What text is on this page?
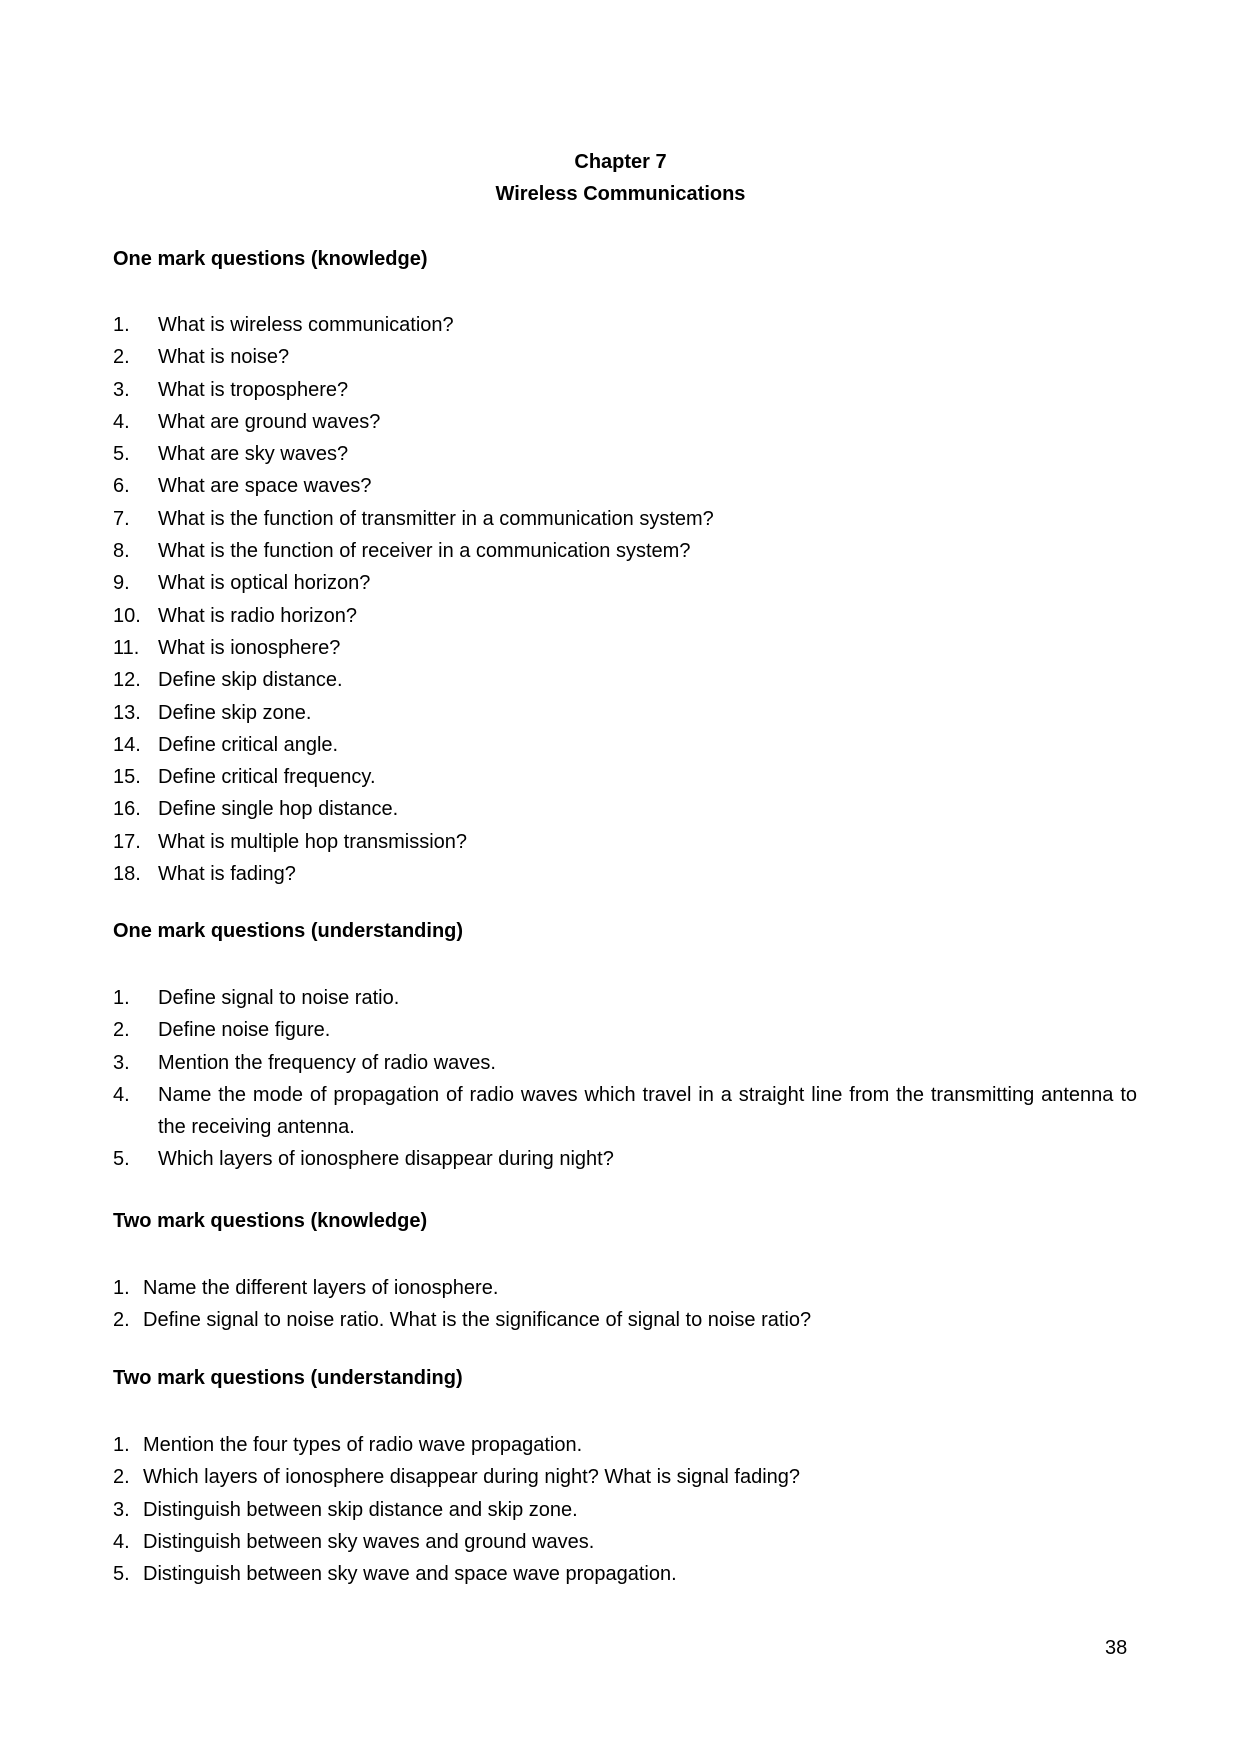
Chapter 7
Wireless Communications
One mark questions (knowledge)
1.	What is wireless communication?
2.	What is noise?
3.	What is troposphere?
4.	What are ground waves?
5.	What are sky waves?
6.	What are space waves?
7.	What is the function of transmitter in a communication system?
8.	What is the function of receiver in a communication system?
9.	What is optical horizon?
10. What is radio horizon?
11. What is ionosphere?
12. Define skip distance.
13. Define skip zone.
14. Define critical angle.
15. Define critical frequency.
16. Define single hop distance.
17. What is multiple hop transmission?
18. What is fading?
One mark questions (understanding)
1.	Define signal to noise ratio.
2.	Define noise figure.
3.	Mention the frequency of radio waves.
4.	Name the mode of propagation of radio waves which travel in a straight line from the transmitting antenna to the receiving antenna.
5.	Which layers of ionosphere disappear during night?
Two mark questions (knowledge)
1. Name the different layers of ionosphere.
2. Define signal to noise ratio. What is the significance of signal to noise ratio?
Two mark questions (understanding)
1. Mention the four types of radio wave propagation.
2. Which layers of ionosphere disappear during night? What is signal fading?
3. Distinguish between skip distance and skip zone.
4. Distinguish between sky waves and ground waves.
5. Distinguish between sky wave and space wave propagation.
38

§ EXERCISE DIRECTIONS: Using the listing above, list every line in which the string "propagation" occurs.

§ COMPLETED TASK:
4.	Name the mode of propagation of radio waves which travel in a straight line from the transmitting antenna to the receiving antenna.
1. Mention the four types of radio wave propagation.
5. Distinguish between sky wave and space wave propagation.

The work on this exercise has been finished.